··· Provided records ···

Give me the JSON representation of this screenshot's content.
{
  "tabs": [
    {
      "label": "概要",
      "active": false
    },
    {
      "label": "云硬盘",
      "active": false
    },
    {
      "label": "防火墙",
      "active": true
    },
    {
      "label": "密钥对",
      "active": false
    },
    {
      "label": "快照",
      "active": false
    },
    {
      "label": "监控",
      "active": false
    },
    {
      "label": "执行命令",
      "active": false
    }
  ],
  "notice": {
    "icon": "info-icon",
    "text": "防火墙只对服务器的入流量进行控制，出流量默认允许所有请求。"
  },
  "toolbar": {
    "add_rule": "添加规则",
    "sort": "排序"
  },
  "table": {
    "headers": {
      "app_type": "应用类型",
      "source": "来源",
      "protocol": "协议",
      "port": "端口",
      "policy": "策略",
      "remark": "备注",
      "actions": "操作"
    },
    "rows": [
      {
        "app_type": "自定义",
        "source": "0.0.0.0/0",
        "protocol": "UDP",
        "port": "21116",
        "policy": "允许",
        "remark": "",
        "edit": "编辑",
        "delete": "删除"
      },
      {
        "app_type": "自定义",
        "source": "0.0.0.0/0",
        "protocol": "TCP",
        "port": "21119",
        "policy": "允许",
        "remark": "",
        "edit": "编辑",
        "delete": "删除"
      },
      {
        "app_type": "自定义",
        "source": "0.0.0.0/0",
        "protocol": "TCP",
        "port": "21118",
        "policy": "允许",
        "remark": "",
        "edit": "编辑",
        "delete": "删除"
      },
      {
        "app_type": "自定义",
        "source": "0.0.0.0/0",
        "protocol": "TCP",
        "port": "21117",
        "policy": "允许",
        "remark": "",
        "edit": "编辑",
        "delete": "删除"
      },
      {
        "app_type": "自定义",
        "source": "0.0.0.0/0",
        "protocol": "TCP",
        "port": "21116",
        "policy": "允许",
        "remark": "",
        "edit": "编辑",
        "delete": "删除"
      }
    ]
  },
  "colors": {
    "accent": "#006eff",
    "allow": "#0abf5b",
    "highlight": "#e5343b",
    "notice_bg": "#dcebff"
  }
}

···

◆ What to produce:
Reply with nothing but the number of lines in the data above that contain "port".

◆ Final answer:
6